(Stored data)
======

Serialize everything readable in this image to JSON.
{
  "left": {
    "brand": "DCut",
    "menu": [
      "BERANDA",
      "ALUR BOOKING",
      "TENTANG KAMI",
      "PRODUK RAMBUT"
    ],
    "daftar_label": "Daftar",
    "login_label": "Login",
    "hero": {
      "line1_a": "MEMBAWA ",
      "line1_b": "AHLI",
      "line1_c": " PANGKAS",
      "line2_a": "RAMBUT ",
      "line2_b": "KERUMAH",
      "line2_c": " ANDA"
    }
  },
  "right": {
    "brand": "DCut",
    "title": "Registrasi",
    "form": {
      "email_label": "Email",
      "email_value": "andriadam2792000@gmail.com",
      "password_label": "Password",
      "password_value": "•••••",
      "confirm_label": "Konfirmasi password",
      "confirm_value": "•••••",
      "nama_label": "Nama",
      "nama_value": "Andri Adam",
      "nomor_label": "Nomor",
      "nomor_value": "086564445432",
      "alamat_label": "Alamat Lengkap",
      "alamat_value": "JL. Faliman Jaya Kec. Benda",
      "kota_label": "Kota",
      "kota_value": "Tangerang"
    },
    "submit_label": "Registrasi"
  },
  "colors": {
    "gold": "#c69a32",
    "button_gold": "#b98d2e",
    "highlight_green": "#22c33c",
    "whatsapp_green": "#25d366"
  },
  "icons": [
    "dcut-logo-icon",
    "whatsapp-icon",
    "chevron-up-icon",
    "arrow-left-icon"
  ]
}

======

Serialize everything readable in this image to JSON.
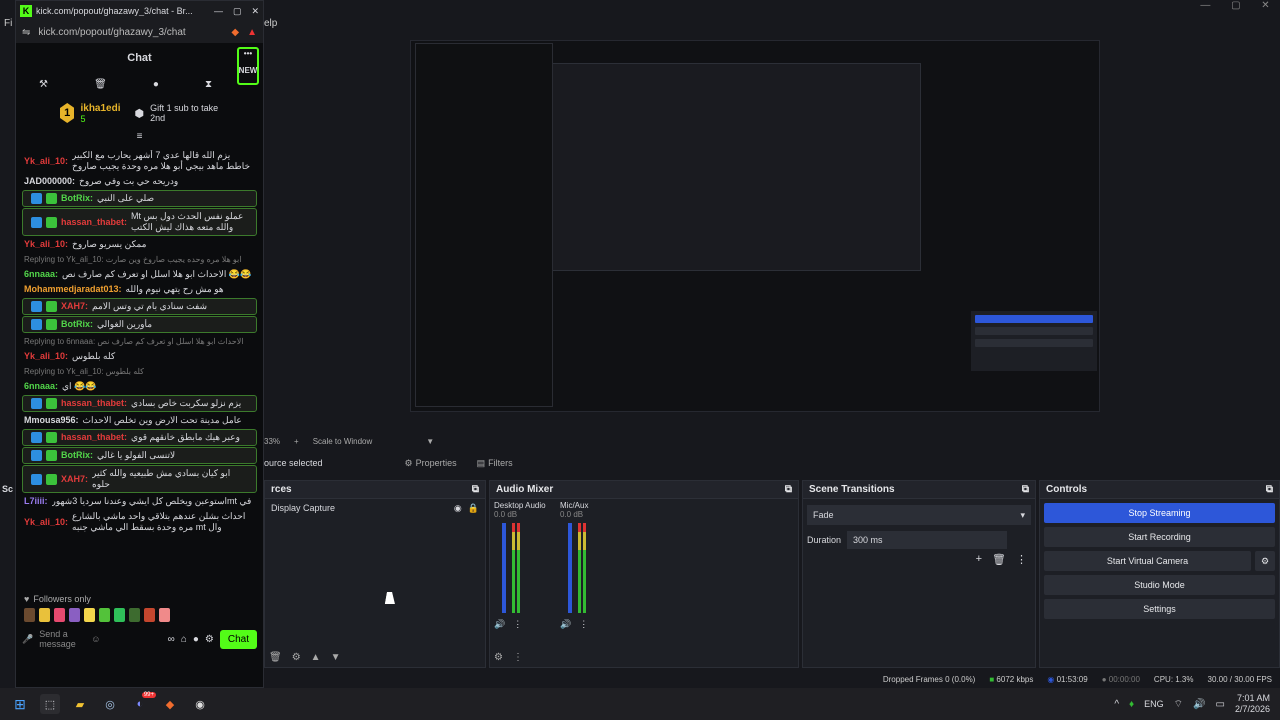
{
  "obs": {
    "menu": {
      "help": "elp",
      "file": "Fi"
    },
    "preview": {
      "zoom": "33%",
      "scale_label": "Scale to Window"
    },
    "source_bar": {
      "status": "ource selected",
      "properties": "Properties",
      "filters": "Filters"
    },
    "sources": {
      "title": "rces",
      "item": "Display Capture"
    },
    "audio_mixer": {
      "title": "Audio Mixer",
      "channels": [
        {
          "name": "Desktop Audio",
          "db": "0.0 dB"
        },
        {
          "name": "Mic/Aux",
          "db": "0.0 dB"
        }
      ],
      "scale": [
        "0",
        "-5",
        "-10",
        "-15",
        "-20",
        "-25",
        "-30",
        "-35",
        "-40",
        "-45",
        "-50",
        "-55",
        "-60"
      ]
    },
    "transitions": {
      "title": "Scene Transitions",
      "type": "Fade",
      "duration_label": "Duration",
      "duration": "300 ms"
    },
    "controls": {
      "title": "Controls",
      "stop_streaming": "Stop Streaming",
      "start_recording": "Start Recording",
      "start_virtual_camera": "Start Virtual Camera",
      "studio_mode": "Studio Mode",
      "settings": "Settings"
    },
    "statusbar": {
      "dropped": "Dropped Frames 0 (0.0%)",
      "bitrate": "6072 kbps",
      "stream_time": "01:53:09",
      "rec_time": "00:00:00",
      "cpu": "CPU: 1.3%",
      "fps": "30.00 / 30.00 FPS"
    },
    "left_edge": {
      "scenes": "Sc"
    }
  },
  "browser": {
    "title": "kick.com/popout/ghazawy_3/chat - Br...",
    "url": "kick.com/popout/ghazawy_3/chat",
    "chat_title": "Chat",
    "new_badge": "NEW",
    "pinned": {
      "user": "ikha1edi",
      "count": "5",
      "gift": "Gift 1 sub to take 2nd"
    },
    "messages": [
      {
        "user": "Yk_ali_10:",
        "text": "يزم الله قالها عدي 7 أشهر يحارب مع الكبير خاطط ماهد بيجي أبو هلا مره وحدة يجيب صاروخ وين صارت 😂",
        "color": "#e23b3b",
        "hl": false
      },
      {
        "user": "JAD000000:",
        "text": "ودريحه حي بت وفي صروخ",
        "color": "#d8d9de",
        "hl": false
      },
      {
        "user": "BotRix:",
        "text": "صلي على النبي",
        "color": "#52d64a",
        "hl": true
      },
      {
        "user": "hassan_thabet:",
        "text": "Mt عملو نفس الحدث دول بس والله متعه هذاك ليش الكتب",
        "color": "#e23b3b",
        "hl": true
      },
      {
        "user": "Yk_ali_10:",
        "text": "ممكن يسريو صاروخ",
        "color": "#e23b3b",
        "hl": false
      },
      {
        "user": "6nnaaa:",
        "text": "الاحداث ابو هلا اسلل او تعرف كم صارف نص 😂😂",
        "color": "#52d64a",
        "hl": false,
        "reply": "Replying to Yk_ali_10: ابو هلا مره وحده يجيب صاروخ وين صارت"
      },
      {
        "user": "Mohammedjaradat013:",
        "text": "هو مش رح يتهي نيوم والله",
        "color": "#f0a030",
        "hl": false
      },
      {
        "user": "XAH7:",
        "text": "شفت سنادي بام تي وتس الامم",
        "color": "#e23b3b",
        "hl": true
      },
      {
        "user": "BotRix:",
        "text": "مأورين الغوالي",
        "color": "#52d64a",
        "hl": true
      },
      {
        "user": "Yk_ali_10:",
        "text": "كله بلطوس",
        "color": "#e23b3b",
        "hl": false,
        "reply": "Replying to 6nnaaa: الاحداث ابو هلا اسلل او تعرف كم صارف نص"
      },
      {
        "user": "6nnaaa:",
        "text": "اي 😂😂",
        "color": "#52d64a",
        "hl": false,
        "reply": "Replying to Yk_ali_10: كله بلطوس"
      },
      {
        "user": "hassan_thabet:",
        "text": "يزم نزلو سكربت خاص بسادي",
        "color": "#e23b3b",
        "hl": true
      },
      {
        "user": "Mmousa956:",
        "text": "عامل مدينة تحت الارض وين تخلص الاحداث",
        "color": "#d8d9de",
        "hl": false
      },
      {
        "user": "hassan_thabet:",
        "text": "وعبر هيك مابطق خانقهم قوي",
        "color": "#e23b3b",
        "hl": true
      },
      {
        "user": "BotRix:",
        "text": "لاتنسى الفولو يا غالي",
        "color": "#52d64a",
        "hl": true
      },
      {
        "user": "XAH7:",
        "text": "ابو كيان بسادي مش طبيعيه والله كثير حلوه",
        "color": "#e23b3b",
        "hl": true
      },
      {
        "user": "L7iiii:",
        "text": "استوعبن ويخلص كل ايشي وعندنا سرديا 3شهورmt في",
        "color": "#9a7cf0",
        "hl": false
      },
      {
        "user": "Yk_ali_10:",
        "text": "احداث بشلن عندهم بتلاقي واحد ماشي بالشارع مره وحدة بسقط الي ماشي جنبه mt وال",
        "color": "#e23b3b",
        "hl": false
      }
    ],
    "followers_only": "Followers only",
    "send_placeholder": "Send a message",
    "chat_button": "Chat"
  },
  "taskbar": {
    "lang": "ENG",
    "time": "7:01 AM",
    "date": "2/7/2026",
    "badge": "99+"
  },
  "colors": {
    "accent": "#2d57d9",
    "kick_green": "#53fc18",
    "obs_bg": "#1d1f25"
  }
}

======

In the material above, find each line that contains the word "صارف", and select it.

        "text": "الاحداث ابو هلا اسلل او تعرف كم صارف نص 😂😂",
        "reply": "Replying to 6nnaaa: الاحداث ابو هلا اسلل او تعرف كم صارف نص"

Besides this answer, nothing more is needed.